■ **Task prompt**
How many lines hold the string "source"? Reply with the number alone.
***** Data to process
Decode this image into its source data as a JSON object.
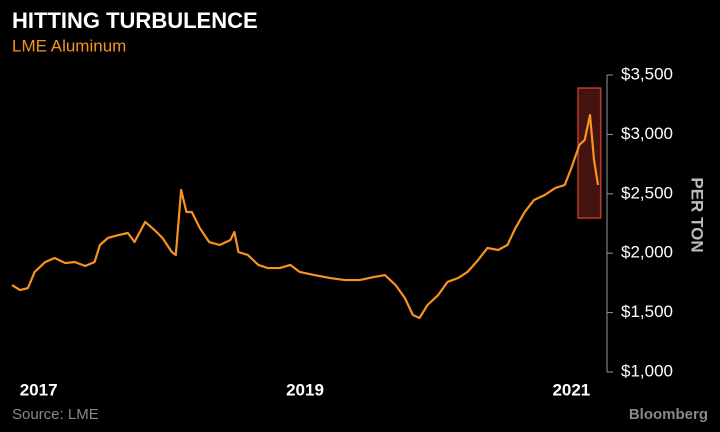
{
  "chart_data": {
    "type": "line",
    "title": "HITTING TURBULENCE",
    "subtitle": "LME Aluminum",
    "y_axis_label": "PER TON",
    "source": "Source: LME",
    "brand": "Bloomberg",
    "x": [
      2016.8,
      2016.86,
      2016.92,
      2016.97,
      2017.05,
      2017.12,
      2017.2,
      2017.27,
      2017.35,
      2017.42,
      2017.46,
      2017.52,
      2017.6,
      2017.67,
      2017.72,
      2017.8,
      2017.87,
      2017.93,
      2018.0,
      2018.03,
      2018.07,
      2018.11,
      2018.15,
      2018.21,
      2018.28,
      2018.36,
      2018.44,
      2018.47,
      2018.5,
      2018.57,
      2018.65,
      2018.72,
      2018.81,
      2018.89,
      2018.96,
      2019.07,
      2019.19,
      2019.3,
      2019.41,
      2019.52,
      2019.6,
      2019.68,
      2019.75,
      2019.81,
      2019.86,
      2019.92,
      2020.0,
      2020.07,
      2020.15,
      2020.22,
      2020.3,
      2020.37,
      2020.45,
      2020.52,
      2020.58,
      2020.65,
      2020.72,
      2020.8,
      2020.88,
      2020.95,
      2021.0,
      2021.06,
      2021.1,
      2021.14,
      2021.17,
      2021.2
    ],
    "series": [
      {
        "name": "LME Aluminum",
        "color": "#f7931e",
        "values": [
          1732,
          1690,
          1707,
          1842,
          1926,
          1960,
          1917,
          1926,
          1892,
          1926,
          2069,
          2128,
          2153,
          2170,
          2094,
          2263,
          2195,
          2128,
          2010,
          1985,
          2532,
          2347,
          2347,
          2212,
          2094,
          2069,
          2111,
          2178,
          2010,
          1985,
          1901,
          1875,
          1875,
          1901,
          1842,
          1816,
          1791,
          1774,
          1774,
          1800,
          1816,
          1732,
          1623,
          1480,
          1455,
          1564,
          1648,
          1758,
          1791,
          1842,
          1943,
          2044,
          2027,
          2069,
          2212,
          2347,
          2448,
          2490,
          2549,
          2574,
          2717,
          2911,
          2953,
          3163,
          2785,
          2574
        ]
      }
    ],
    "xlim": [
      2016.8,
      2021.2
    ],
    "xticks": [
      2017,
      2019,
      2021
    ],
    "ylim": [
      1000,
      3500
    ],
    "yticks": [
      {
        "value": 1000,
        "label": "$1,000"
      },
      {
        "value": 1500,
        "label": "$1,500"
      },
      {
        "value": 2000,
        "label": "$2,000"
      },
      {
        "value": 2500,
        "label": "$2,500"
      },
      {
        "value": 3000,
        "label": "$3,000"
      },
      {
        "value": 3500,
        "label": "$3,500"
      }
    ],
    "y_axis_side": "right",
    "grid": false,
    "highlight": {
      "x": [
        2021.05,
        2021.22
      ],
      "y": [
        2296,
        3390
      ],
      "color": "#c0392b"
    }
  }
}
**********
■ **Written response**
2